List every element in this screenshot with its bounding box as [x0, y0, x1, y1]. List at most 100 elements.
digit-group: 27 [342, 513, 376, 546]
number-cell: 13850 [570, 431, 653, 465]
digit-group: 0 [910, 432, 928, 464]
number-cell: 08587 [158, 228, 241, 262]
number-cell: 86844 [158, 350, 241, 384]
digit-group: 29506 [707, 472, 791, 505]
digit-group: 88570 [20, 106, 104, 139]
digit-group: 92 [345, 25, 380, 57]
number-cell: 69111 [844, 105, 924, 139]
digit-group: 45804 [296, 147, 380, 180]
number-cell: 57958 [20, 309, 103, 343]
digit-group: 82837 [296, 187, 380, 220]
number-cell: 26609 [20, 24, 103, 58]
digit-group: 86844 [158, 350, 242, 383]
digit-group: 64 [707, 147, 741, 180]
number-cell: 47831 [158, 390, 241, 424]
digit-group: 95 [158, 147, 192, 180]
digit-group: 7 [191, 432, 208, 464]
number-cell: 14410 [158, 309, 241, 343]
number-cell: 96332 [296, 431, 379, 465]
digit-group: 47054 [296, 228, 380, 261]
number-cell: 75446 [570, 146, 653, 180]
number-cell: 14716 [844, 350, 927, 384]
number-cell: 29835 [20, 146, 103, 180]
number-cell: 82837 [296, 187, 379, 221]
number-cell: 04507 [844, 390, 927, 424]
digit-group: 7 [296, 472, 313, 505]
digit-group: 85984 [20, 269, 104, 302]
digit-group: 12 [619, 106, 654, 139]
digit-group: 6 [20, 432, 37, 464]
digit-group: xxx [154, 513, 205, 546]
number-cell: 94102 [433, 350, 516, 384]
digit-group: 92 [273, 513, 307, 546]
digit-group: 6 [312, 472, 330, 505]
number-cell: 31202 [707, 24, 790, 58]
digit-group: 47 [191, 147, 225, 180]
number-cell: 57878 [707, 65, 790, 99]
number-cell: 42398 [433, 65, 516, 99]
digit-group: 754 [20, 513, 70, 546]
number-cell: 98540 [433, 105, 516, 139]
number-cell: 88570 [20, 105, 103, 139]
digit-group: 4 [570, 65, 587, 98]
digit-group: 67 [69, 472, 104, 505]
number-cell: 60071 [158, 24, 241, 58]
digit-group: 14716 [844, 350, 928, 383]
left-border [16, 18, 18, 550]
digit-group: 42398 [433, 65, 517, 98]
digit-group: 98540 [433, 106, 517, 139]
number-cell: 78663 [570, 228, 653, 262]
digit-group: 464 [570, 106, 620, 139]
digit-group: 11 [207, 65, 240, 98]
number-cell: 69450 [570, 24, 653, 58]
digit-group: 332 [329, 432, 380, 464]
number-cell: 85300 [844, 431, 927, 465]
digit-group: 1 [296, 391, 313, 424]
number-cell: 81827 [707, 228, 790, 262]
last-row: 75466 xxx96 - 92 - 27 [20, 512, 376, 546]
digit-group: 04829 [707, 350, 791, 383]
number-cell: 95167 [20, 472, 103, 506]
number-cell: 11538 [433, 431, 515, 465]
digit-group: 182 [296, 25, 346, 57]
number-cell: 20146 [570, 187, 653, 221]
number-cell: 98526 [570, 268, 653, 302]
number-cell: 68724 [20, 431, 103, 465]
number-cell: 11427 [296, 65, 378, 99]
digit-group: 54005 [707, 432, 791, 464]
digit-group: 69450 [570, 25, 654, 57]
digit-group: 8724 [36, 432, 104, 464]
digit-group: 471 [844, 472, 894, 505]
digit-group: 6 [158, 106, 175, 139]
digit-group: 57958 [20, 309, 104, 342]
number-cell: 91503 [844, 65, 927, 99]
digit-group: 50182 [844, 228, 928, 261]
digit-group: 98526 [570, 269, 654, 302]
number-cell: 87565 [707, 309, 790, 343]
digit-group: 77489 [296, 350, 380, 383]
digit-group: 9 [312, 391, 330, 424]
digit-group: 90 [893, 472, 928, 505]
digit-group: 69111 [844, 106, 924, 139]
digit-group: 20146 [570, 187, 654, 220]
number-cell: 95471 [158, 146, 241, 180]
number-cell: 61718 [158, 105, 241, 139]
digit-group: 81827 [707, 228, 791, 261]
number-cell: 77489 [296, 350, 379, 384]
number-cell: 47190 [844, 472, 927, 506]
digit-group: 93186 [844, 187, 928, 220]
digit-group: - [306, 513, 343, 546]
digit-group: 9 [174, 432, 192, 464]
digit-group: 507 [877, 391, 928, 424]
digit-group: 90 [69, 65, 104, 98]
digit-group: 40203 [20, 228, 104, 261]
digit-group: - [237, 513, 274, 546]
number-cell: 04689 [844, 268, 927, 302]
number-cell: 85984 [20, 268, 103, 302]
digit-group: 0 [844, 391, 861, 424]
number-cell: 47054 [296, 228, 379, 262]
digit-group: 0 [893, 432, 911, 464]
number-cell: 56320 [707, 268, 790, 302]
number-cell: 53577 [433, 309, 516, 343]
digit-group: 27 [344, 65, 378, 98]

-------

*Task prompt*. Could you give the rows above as a numbered list, beginning at the first one and stopping after the row that contains "number-cell: 86844 [158, 350, 241, 384]", with any blank lines left out?

*Output for this exercise*.
1. List every element in this screenshot with its bounding box as [x0, y0, x1, y1]. List at most 100 elements.
2. digit-group: 27 [342, 513, 376, 546]
3. number-cell: 13850 [570, 431, 653, 465]
4. digit-group: 0 [910, 432, 928, 464]
5. number-cell: 08587 [158, 228, 241, 262]
6. number-cell: 86844 [158, 350, 241, 384]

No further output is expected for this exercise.